→ **Text excerpt**:
_ _ _ _ _ _ _
This certainly marked my impression about MediaTemple, I've always considered
them a snobbish, overpriced company.

Pretty much like Apple.

------
kyoji
I really feel the need to plug Nearly Free Speech, my host of choice:

[https://www.nearlyfreespeech.net/](https://www.nearlyfreespeech.net/)

Definitely not aimed at large(r) sites, but for my static sites and a few WP
installations it works fantastically. The control panel takes some getting
used to, but the "pay for what you use" business model more than makes up for
the rough edges. Its all À la carte and I love it, I've been a customer for 5
years with no problems.

------
lsc
I think it's interesting how shared hosting has such a terrible reputation.

Really, it's sad, because it's pushing a lot of folks who really shouldn't be
running their own servers into the VPS market.

Thats the thing, though; VPSs, generally speaking, have much harder limits.
It's harder for that one user to make the server suck for everyone. I mean,
it's not as good as a dedicated server, but it's a big step up from the
isolation available in shared hosting.

Now that the market price for VPSs has fallen almost to the shared hosting
level, I wonder if services that implement a shared-hosting like environment
within managed VPSs will take off? Something where the user doesn't have root,
where it's managed by the hosting company (presumably automatically) but where
there is only one user per virtual.
_ _ _ _ _ _ _
→ **Work instructions**:
(a) According to the hosting thread, how many years has the Nearly Free Speech user been a customer?
(b) In the listing, change "candle-body" to "candlestick" from the line with "finance-badge[interactable]: 财 (612, 324, 629, 341)" to the line with "candle-body (329, 143, 338, 160)", and return only those lines.

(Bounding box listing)
_ _ _ _ _ _ _
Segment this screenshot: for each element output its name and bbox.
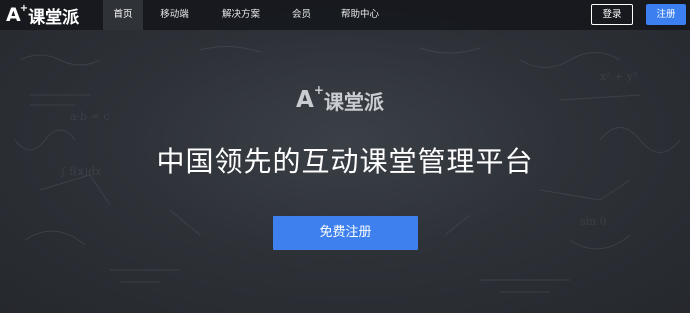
nav-item-help-center[interactable]: 帮助中心 [327, 0, 393, 30]
landing-page: ∫ f(x)dx x² + y² sin θ a·b = c A+ 课堂派 首页… [0, 0, 690, 313]
register-button[interactable]: 注册 [646, 4, 686, 25]
login-button[interactable]: 登录 [591, 4, 633, 25]
svg-text:a·b = c: a·b = c [70, 110, 109, 123]
brand-logo[interactable]: A+ 课堂派 [6, 2, 80, 28]
hero-logo: A+ 课堂派 [296, 83, 396, 114]
nav-item-mobile[interactable]: 移动端 [143, 0, 206, 30]
main-nav: 首页 移动端 解决方案 会员 帮助中心 [103, 0, 393, 30]
nav-item-solutions[interactable]: 解决方案 [206, 0, 276, 30]
logo-a-mark: A+ [6, 2, 29, 26]
logo-text: 课堂派 [28, 7, 80, 28]
svg-text:x² + y²: x² + y² [600, 70, 637, 83]
nav-item-home[interactable]: 首页 [103, 0, 143, 30]
hero-headline: 中国领先的互动课堂管理平台 [156, 145, 534, 178]
nav-item-membership[interactable]: 会员 [276, 0, 327, 30]
free-register-button[interactable]: 免费注册 [273, 216, 418, 250]
hero-logo-text: 课堂派 [323, 89, 384, 114]
top-navigation-bar: A+ 课堂派 首页 移动端 解决方案 会员 帮助中心 登录 注册 [0, 0, 690, 30]
svg-text:sin θ: sin θ [580, 215, 607, 228]
hero-logo-a-mark: A+ [296, 83, 324, 113]
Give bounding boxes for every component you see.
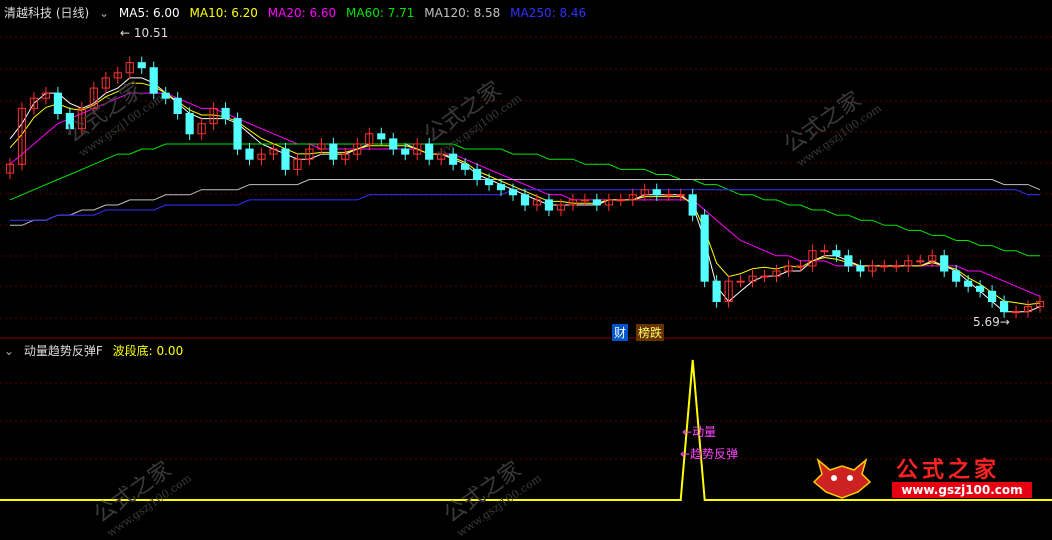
finance-badge[interactable]: 财 (612, 324, 629, 341)
candle-body (472, 168, 482, 181)
candle-body (580, 199, 589, 202)
momentum-annotation: ←动量 (682, 425, 717, 439)
candle-body (221, 107, 230, 120)
candle-body (377, 133, 386, 140)
high-price-label: ← 10.51 (120, 26, 169, 40)
site-logo[interactable]: 公式之家 www.gszj100.com (812, 452, 1048, 502)
candle-body (664, 194, 673, 197)
candle-body (736, 280, 745, 283)
candle-body (53, 92, 62, 114)
candle-body (892, 265, 901, 268)
stock-title: 清越科技 (日线) (4, 6, 90, 20)
chevron-down-icon[interactable]: ⌄ (99, 6, 109, 20)
candle-body (616, 199, 625, 202)
grid (0, 36, 1052, 460)
candle-body (652, 189, 661, 196)
candle-body (508, 189, 518, 196)
candle-body (760, 275, 769, 278)
chart-canvas (0, 36, 1052, 501)
candle-body (149, 67, 158, 94)
chevron-down-icon[interactable]: ⌄ (4, 344, 14, 358)
candle-body (988, 290, 997, 303)
ma60-label: MA60: 7.71 (346, 6, 415, 20)
candle-body (880, 265, 889, 268)
candle-body (425, 143, 434, 160)
candle-body (329, 143, 338, 160)
drop-list-badge[interactable]: 榜跌 (636, 324, 665, 341)
candle-body (916, 260, 925, 263)
candle-body (676, 194, 685, 197)
candle-body (796, 265, 805, 268)
logo-url: www.gszj100.com (892, 482, 1032, 498)
candle-body (520, 194, 530, 206)
main-header: 清越科技 (日线) ⌄ MA5: 6.00 MA10: 6.20 MA20: 6… (4, 4, 592, 21)
candle-body (449, 153, 458, 165)
candle-body (844, 255, 853, 267)
sub-header: ⌄ 动量趋势反弹F 波段底: 0.00 (4, 342, 189, 359)
candle-body (820, 250, 829, 253)
candle-body (856, 265, 865, 272)
indicator-value: 波段底: 0.00 (112, 344, 184, 358)
candle-body (233, 118, 242, 150)
trend-rebound-annotation: ←趋势反弹 (680, 447, 739, 461)
ma5-label: MA5: 6.00 (118, 6, 180, 20)
ma20-label: MA20: 6.60 (267, 6, 337, 20)
candle-body (688, 194, 697, 216)
ma250-label: MA250: 8.46 (510, 6, 587, 20)
candle-body (999, 301, 1009, 313)
candle-body (952, 270, 961, 282)
bull-logo-icon (812, 457, 872, 499)
logo-title: 公式之家 (896, 458, 1001, 483)
candle-body (1011, 311, 1021, 314)
candle-body (281, 148, 290, 170)
candle-body (940, 255, 949, 272)
indicator-title: 动量趋势反弹F (23, 344, 103, 358)
candle-body (185, 112, 194, 135)
candle-body (544, 199, 554, 211)
candle-body (173, 97, 182, 114)
candle-body (245, 148, 254, 160)
candle-body (65, 112, 74, 130)
candle-body (712, 280, 721, 303)
ma120-label: MA120: 8.58 (424, 6, 501, 20)
low-price-label: 5.69→ (973, 315, 1010, 329)
candle-body (389, 138, 398, 150)
candle-body (964, 280, 973, 287)
candle-body (484, 179, 494, 186)
candle-body (592, 199, 601, 206)
candles (5, 56, 1045, 318)
candle-body (700, 214, 709, 282)
candle-body (161, 92, 170, 99)
ma10-label: MA10: 6.20 (189, 6, 258, 20)
candle-body (137, 62, 146, 69)
candle-body (401, 148, 410, 155)
candle-body (832, 250, 841, 257)
candle-body (976, 285, 985, 292)
candle-body (496, 184, 506, 191)
candle-body (461, 163, 470, 170)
_ _ _ _ _ _ _
→ **Answers per task**:
(a) 5 years

(b)
finance-badge[interactable]: 财 (612, 324, 629, 341)
candlestick (472, 168, 482, 181)
candlestick (580, 199, 589, 202)
momentum-annotation: ←动量 (682, 425, 717, 439)
candlestick (221, 107, 230, 120)
candlestick (377, 133, 386, 140)
high-price-label: ← 10.51 (120, 26, 169, 40)
site-logo[interactable]: 公式之家 www.gszj100.com (812, 452, 1048, 502)
candlestick (664, 194, 673, 197)
candlestick (736, 280, 745, 283)
candlestick (53, 92, 62, 114)
candlestick (892, 265, 901, 268)
stock-title: 清越科技 (日线) (4, 6, 90, 20)
chevron-down-icon[interactable]: ⌄ (99, 6, 109, 20)
candlestick (616, 199, 625, 202)
grid (0, 36, 1052, 460)
candlestick (652, 189, 661, 196)
candlestick (508, 189, 518, 196)
candlestick (760, 275, 769, 278)
chart-canvas (0, 36, 1052, 501)
candlestick (149, 67, 158, 94)
chevron-down-icon[interactable]: ⌄ (4, 344, 14, 358)
candlestick (988, 290, 997, 303)
ma60-label: MA60: 7.71 (346, 6, 415, 20)
candlestick (880, 265, 889, 268)
candlestick (425, 143, 434, 160)
candlestick (329, 143, 338, 160)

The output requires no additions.